-- Goal --
Reproduce the records exactly.

------------------------------------

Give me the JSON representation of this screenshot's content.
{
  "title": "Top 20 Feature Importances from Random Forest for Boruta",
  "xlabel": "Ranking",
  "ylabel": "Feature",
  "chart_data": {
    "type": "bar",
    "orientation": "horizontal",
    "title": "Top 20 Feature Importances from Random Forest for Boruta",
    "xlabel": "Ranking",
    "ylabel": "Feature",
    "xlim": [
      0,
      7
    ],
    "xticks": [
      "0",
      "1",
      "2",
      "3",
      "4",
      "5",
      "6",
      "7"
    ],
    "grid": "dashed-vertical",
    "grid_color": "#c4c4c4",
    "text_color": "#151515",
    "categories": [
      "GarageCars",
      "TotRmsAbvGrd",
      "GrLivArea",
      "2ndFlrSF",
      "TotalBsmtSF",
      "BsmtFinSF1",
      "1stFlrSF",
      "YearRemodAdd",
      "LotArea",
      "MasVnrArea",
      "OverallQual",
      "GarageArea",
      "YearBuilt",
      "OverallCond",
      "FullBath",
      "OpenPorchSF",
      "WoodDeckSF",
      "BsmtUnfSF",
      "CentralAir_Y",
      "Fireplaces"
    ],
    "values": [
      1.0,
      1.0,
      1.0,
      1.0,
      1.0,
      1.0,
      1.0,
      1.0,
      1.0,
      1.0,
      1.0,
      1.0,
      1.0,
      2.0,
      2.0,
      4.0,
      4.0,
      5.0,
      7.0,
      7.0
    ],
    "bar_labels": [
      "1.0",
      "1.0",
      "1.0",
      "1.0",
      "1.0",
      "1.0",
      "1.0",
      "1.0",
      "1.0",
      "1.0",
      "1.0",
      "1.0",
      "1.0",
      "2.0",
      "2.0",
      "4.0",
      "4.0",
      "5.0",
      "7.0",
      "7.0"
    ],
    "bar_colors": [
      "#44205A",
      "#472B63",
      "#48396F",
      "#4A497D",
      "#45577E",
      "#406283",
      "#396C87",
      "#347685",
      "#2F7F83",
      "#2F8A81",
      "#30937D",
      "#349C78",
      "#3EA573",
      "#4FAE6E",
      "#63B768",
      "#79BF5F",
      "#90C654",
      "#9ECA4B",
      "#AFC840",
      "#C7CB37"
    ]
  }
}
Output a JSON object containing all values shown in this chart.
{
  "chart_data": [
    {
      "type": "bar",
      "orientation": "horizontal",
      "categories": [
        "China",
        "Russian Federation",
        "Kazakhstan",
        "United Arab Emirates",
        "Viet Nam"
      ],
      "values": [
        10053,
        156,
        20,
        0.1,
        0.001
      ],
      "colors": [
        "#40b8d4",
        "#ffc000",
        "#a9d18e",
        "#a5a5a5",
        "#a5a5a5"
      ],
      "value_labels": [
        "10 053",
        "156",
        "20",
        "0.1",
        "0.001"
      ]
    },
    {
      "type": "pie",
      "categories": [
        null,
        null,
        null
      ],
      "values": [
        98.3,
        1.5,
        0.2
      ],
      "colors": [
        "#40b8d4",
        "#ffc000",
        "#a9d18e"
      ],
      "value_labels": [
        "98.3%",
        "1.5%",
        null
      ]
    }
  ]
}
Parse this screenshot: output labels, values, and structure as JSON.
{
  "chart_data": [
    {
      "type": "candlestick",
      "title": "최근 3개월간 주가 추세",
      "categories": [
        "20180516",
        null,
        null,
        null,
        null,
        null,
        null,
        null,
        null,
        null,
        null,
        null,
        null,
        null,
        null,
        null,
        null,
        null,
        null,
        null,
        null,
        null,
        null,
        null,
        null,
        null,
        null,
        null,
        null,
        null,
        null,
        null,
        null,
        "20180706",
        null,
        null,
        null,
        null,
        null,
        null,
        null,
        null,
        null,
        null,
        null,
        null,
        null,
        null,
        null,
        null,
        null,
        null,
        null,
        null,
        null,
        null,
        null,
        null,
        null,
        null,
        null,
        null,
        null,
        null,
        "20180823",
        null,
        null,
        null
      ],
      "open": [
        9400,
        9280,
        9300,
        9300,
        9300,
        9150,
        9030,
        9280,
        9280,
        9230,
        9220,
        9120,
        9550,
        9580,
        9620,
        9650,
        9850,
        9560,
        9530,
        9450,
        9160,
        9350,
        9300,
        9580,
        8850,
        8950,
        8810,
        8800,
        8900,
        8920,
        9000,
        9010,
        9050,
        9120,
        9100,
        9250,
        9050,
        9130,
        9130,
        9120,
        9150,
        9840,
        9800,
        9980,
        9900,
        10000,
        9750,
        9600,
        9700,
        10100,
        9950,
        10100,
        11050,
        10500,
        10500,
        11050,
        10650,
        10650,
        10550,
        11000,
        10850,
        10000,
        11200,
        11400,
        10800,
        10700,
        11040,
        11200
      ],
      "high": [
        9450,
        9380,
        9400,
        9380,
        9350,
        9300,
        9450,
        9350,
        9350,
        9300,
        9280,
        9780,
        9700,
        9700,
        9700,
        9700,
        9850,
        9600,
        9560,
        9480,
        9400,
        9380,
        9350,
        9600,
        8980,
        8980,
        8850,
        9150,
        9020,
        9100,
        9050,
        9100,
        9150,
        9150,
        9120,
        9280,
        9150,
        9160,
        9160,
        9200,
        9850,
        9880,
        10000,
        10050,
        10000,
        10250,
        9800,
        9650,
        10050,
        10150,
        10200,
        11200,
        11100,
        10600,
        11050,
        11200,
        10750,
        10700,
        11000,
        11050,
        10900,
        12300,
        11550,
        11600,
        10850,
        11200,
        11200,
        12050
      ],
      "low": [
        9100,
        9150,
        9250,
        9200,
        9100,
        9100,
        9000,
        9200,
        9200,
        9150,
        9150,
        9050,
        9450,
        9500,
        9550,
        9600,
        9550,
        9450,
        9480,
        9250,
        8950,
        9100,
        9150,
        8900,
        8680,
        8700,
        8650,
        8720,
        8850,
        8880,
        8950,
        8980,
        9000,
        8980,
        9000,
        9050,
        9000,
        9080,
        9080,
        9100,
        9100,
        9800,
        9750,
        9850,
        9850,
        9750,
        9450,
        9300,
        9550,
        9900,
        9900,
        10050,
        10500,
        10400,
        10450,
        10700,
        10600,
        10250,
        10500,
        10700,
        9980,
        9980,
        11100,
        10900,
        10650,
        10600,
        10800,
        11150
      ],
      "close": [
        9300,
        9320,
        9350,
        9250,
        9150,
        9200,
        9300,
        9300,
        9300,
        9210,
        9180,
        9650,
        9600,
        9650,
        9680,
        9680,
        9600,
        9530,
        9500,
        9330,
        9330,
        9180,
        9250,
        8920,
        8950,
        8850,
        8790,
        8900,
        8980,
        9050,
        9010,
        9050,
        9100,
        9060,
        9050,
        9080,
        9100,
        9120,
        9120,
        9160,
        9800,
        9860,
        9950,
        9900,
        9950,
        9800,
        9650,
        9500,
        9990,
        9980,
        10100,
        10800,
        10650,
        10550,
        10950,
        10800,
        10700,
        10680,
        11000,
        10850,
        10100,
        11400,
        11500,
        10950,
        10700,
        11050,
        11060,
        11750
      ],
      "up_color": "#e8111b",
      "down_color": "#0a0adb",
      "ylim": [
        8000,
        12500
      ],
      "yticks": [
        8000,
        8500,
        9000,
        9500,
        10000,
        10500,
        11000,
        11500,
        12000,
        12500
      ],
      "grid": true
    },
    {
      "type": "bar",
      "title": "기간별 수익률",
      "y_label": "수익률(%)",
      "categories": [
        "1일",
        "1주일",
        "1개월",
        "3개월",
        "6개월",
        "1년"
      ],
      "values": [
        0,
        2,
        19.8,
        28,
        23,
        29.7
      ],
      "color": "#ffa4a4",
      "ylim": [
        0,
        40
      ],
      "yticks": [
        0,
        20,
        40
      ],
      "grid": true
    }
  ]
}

------------------------------------

-- Solution --
Give me the JSON representation of this screenshot's content.
{
  "title": "Top 20 Feature Importances from Random Forest for Boruta",
  "xlabel": "Ranking",
  "ylabel": "Feature",
  "chart_data": {
    "type": "bar",
    "orientation": "horizontal",
    "title": "Top 20 Feature Importances from Random Forest for Boruta",
    "xlabel": "Ranking",
    "ylabel": "Feature",
    "xlim": [
      0,
      7
    ],
    "xticks": [
      "0",
      "1",
      "2",
      "3",
      "4",
      "5",
      "6",
      "7"
    ],
    "grid": "dashed-vertical",
    "grid_color": "#c4c4c4",
    "text_color": "#151515",
    "categories": [
      "GarageCars",
      "TotRmsAbvGrd",
      "GrLivArea",
      "2ndFlrSF",
      "TotalBsmtSF",
      "BsmtFinSF1",
      "1stFlrSF",
      "YearRemodAdd",
      "LotArea",
      "MasVnrArea",
      "OverallQual",
      "GarageArea",
      "YearBuilt",
      "OverallCond",
      "FullBath",
      "OpenPorchSF",
      "WoodDeckSF",
      "BsmtUnfSF",
      "CentralAir_Y",
      "Fireplaces"
    ],
    "values": [
      1.0,
      1.0,
      1.0,
      1.0,
      1.0,
      1.0,
      1.0,
      1.0,
      1.0,
      1.0,
      1.0,
      1.0,
      1.0,
      2.0,
      2.0,
      4.0,
      4.0,
      5.0,
      7.0,
      7.0
    ],
    "bar_labels": [
      "1.0",
      "1.0",
      "1.0",
      "1.0",
      "1.0",
      "1.0",
      "1.0",
      "1.0",
      "1.0",
      "1.0",
      "1.0",
      "1.0",
      "1.0",
      "2.0",
      "2.0",
      "4.0",
      "4.0",
      "5.0",
      "7.0",
      "7.0"
    ],
    "bar_colors": [
      "#44205A",
      "#472B63",
      "#48396F",
      "#4A497D",
      "#45577E",
      "#406283",
      "#396C87",
      "#347685",
      "#2F7F83",
      "#2F8A81",
      "#30937D",
      "#349C78",
      "#3EA573",
      "#4FAE6E",
      "#63B768",
      "#79BF5F",
      "#90C654",
      "#9ECA4B",
      "#AFC840",
      "#C7CB37"
    ]
  }
}
Output a JSON object containing all values shown in this chart.
{
  "chart_data": [
    {
      "type": "bar",
      "orientation": "horizontal",
      "categories": [
        "China",
        "Russian Federation",
        "Kazakhstan",
        "United Arab Emirates",
        "Viet Nam"
      ],
      "values": [
        10053,
        156,
        20,
        0.1,
        0.001
      ],
      "colors": [
        "#40b8d4",
        "#ffc000",
        "#a9d18e",
        "#a5a5a5",
        "#a5a5a5"
      ],
      "value_labels": [
        "10 053",
        "156",
        "20",
        "0.1",
        "0.001"
      ]
    },
    {
      "type": "pie",
      "categories": [
        null,
        null,
        null
      ],
      "values": [
        98.3,
        1.5,
        0.2
      ],
      "colors": [
        "#40b8d4",
        "#ffc000",
        "#a9d18e"
      ],
      "value_labels": [
        "98.3%",
        "1.5%",
        null
      ]
    }
  ]
}
Parse this screenshot: output labels, values, and structure as JSON.
{
  "chart_data": [
    {
      "type": "candlestick",
      "title": "최근 3개월간 주가 추세",
      "categories": [
        "20180516",
        null,
        null,
        null,
        null,
        null,
        null,
        null,
        null,
        null,
        null,
        null,
        null,
        null,
        null,
        null,
        null,
        null,
        null,
        null,
        null,
        null,
        null,
        null,
        null,
        null,
        null,
        null,
        null,
        null,
        null,
        null,
        null,
        "20180706",
        null,
        null,
        null,
        null,
        null,
        null,
        null,
        null,
        null,
        null,
        null,
        null,
        null,
        null,
        null,
        null,
        null,
        null,
        null,
        null,
        null,
        null,
        null,
        null,
        null,
        null,
        null,
        null,
        null,
        null,
        "20180823",
        null,
        null,
        null
      ],
      "open": [
        9400,
        9280,
        9300,
        9300,
        9300,
        9150,
        9030,
        9280,
        9280,
        9230,
        9220,
        9120,
        9550,
        9580,
        9620,
        9650,
        9850,
        9560,
        9530,
        9450,
        9160,
        9350,
        9300,
        9580,
        8850,
        8950,
        8810,
        8800,
        8900,
        8920,
        9000,
        9010,
        9050,
        9120,
        9100,
        9250,
        9050,
        9130,
        9130,
        9120,
        9150,
        9840,
        9800,
        9980,
        9900,
        10000,
        9750,
        9600,
        9700,
        10100,
        9950,
        10100,
        11050,
        10500,
        10500,
        11050,
        10650,
        10650,
        10550,
        11000,
        10850,
        10000,
        11200,
        11400,
        10800,
        10700,
        11040,
        11200
      ],
      "high": [
        9450,
        9380,
        9400,
        9380,
        9350,
        9300,
        9450,
        9350,
        9350,
        9300,
        9280,
        9780,
        9700,
        9700,
        9700,
        9700,
        9850,
        9600,
        9560,
        9480,
        9400,
        9380,
        9350,
        9600,
        8980,
        8980,
        8850,
        9150,
        9020,
        9100,
        9050,
        9100,
        9150,
        9150,
        9120,
        9280,
        9150,
        9160,
        9160,
        9200,
        9850,
        9880,
        10000,
        10050,
        10000,
        10250,
        9800,
        9650,
        10050,
        10150,
        10200,
        11200,
        11100,
        10600,
        11050,
        11200,
        10750,
        10700,
        11000,
        11050,
        10900,
        12300,
        11550,
        11600,
        10850,
        11200,
        11200,
        12050
      ],
      "low": [
        9100,
        9150,
        9250,
        9200,
        9100,
        9100,
        9000,
        9200,
        9200,
        9150,
        9150,
        9050,
        9450,
        9500,
        9550,
        9600,
        9550,
        9450,
        9480,
        9250,
        8950,
        9100,
        9150,
        8900,
        8680,
        8700,
        8650,
        8720,
        8850,
        8880,
        8950,
        8980,
        9000,
        8980,
        9000,
        9050,
        9000,
        9080,
        9080,
        9100,
        9100,
        9800,
        9750,
        9850,
        9850,
        9750,
        9450,
        9300,
        9550,
        9900,
        9900,
        10050,
        10500,
        10400,
        10450,
        10700,
        10600,
        10250,
        10500,
        10700,
        9980,
        9980,
        11100,
        10900,
        10650,
        10600,
        10800,
        11150
      ],
      "close": [
        9300,
        9320,
        9350,
        9250,
        9150,
        9200,
        9300,
        9300,
        9300,
        9210,
        9180,
        9650,
        9600,
        9650,
        9680,
        9680,
        9600,
        9530,
        9500,
        9330,
        9330,
        9180,
        9250,
        8920,
        8950,
        8850,
        8790,
        8900,
        8980,
        9050,
        9010,
        9050,
        9100,
        9060,
        9050,
        9080,
        9100,
        9120,
        9120,
        9160,
        9800,
        9860,
        9950,
        9900,
        9950,
        9800,
        9650,
        9500,
        9990,
        9980,
        10100,
        10800,
        10650,
        10550,
        10950,
        10800,
        10700,
        10680,
        11000,
        10850,
        10100,
        11400,
        11500,
        10950,
        10700,
        11050,
        11060,
        11750
      ],
      "up_color": "#e8111b",
      "down_color": "#0a0adb",
      "ylim": [
        8000,
        12500
      ],
      "yticks": [
        8000,
        8500,
        9000,
        9500,
        10000,
        10500,
        11000,
        11500,
        12000,
        12500
      ],
      "grid": true
    },
    {
      "type": "bar",
      "title": "기간별 수익률",
      "y_label": "수익률(%)",
      "categories": [
        "1일",
        "1주일",
        "1개월",
        "3개월",
        "6개월",
        "1년"
      ],
      "values": [
        0,
        2,
        19.8,
        28,
        23,
        29.7
      ],
      "color": "#ffa4a4",
      "ylim": [
        0,
        40
      ],
      "yticks": [
        0,
        20,
        40
      ],
      "grid": true
    }
  ]
}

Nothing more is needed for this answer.